-- PROBLEM --
Each line below must be set down exactly; omit any image you find.

-- SOURCE MATERIAL --
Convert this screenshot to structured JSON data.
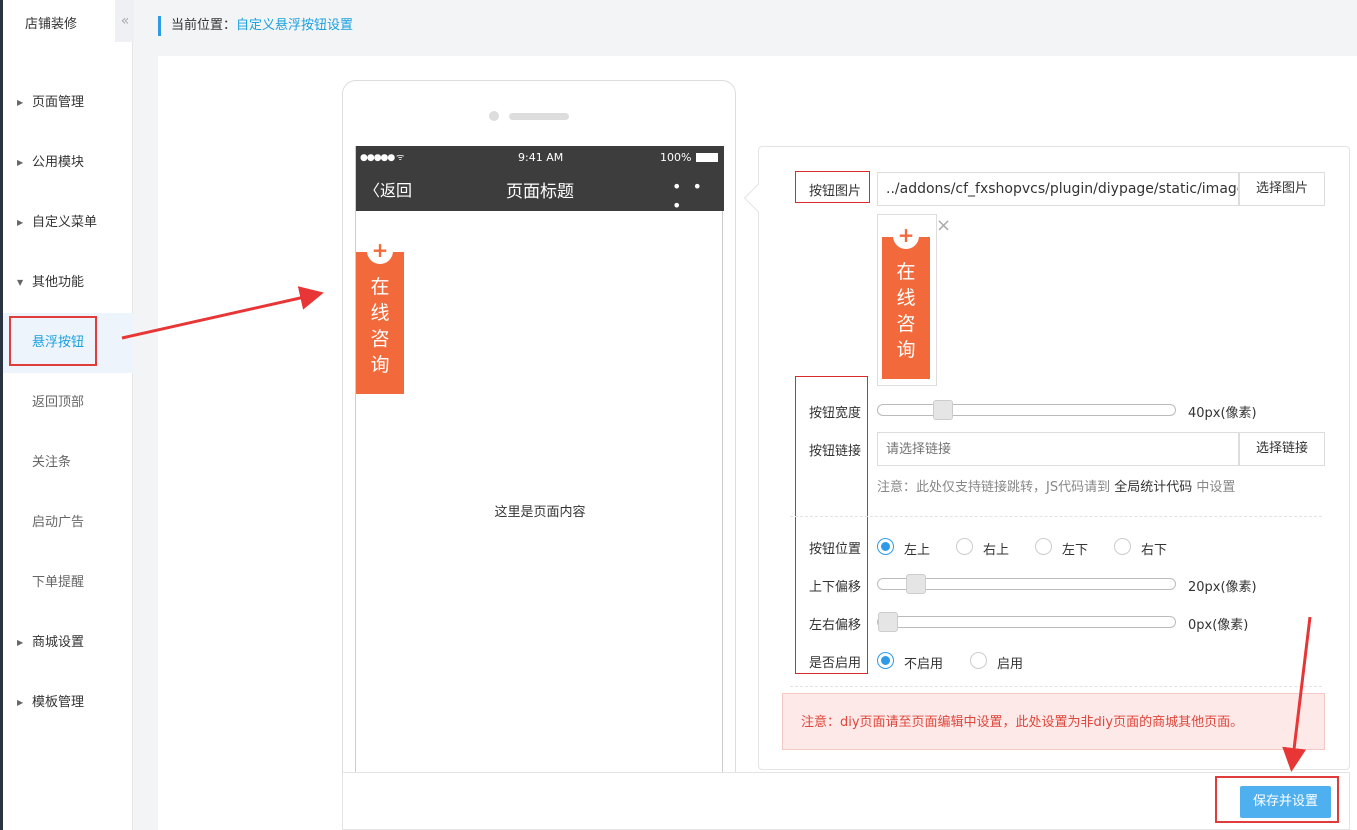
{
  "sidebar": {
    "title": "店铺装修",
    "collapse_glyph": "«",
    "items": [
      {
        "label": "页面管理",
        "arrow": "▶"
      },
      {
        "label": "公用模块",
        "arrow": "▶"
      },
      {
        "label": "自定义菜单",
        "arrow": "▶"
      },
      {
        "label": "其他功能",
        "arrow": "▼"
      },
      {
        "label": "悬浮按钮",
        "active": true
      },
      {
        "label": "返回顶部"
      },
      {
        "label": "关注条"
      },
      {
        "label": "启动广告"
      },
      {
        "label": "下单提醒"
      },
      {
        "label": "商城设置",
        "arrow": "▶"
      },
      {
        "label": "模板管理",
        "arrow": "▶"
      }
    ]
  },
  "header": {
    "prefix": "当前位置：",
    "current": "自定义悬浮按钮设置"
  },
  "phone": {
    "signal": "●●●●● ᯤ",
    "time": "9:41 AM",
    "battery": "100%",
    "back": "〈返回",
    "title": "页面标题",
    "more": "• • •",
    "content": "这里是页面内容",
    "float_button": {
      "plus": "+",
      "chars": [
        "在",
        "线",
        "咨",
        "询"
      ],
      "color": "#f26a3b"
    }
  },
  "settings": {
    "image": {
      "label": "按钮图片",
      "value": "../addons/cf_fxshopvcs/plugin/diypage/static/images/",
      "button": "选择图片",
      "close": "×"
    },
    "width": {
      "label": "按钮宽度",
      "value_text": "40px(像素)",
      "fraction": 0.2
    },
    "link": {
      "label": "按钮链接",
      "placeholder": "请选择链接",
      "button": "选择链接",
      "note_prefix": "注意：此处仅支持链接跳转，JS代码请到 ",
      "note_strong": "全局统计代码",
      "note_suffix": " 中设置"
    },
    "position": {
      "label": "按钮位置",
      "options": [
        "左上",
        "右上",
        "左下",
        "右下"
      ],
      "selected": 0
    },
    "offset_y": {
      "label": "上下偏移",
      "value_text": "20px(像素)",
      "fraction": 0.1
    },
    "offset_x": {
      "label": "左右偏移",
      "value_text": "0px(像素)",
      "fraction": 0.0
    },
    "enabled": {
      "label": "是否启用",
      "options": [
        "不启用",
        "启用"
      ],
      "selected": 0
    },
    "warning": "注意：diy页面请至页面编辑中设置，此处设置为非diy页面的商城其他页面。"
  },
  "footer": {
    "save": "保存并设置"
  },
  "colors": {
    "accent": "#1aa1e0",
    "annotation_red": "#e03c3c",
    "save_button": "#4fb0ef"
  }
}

-- RESPONSE --
Convert this screenshot to structured JSON data.
{
  "sidebar": {
    "title": "店铺装修",
    "collapse_glyph": "«",
    "items": [
      {
        "label": "页面管理",
        "arrow": "▶"
      },
      {
        "label": "公用模块",
        "arrow": "▶"
      },
      {
        "label": "自定义菜单",
        "arrow": "▶"
      },
      {
        "label": "其他功能",
        "arrow": "▼"
      },
      {
        "label": "悬浮按钮",
        "active": true
      },
      {
        "label": "返回顶部"
      },
      {
        "label": "关注条"
      },
      {
        "label": "启动广告"
      },
      {
        "label": "下单提醒"
      },
      {
        "label": "商城设置",
        "arrow": "▶"
      },
      {
        "label": "模板管理",
        "arrow": "▶"
      }
    ]
  },
  "header": {
    "prefix": "当前位置：",
    "current": "自定义悬浮按钮设置"
  },
  "phone": {
    "signal": "●●●●● ᯤ",
    "time": "9:41 AM",
    "battery": "100%",
    "back": "〈返回",
    "title": "页面标题",
    "more": "• • •",
    "content": "这里是页面内容",
    "float_button": {
      "plus": "+",
      "chars": [
        "在",
        "线",
        "咨",
        "询"
      ],
      "color": "#f26a3b"
    }
  },
  "settings": {
    "image": {
      "label": "按钮图片",
      "value": "../addons/cf_fxshopvcs/plugin/diypage/static/images/",
      "button": "选择图片",
      "close": "×"
    },
    "width": {
      "label": "按钮宽度",
      "value_text": "40px(像素)",
      "fraction": 0.2
    },
    "link": {
      "label": "按钮链接",
      "placeholder": "请选择链接",
      "button": "选择链接",
      "note_prefix": "注意：此处仅支持链接跳转，JS代码请到 ",
      "note_strong": "全局统计代码",
      "note_suffix": " 中设置"
    },
    "position": {
      "label": "按钮位置",
      "options": [
        "左上",
        "右上",
        "左下",
        "右下"
      ],
      "selected": 0
    },
    "offset_y": {
      "label": "上下偏移",
      "value_text": "20px(像素)",
      "fraction": 0.1
    },
    "offset_x": {
      "label": "左右偏移",
      "value_text": "0px(像素)",
      "fraction": 0.0
    },
    "enabled": {
      "label": "是否启用",
      "options": [
        "不启用",
        "启用"
      ],
      "selected": 0
    },
    "warning": "注意：diy页面请至页面编辑中设置，此处设置为非diy页面的商城其他页面。"
  },
  "footer": {
    "save": "保存并设置"
  },
  "colors": {
    "accent": "#1aa1e0",
    "annotation_red": "#e03c3c",
    "save_button": "#4fb0ef"
  }
}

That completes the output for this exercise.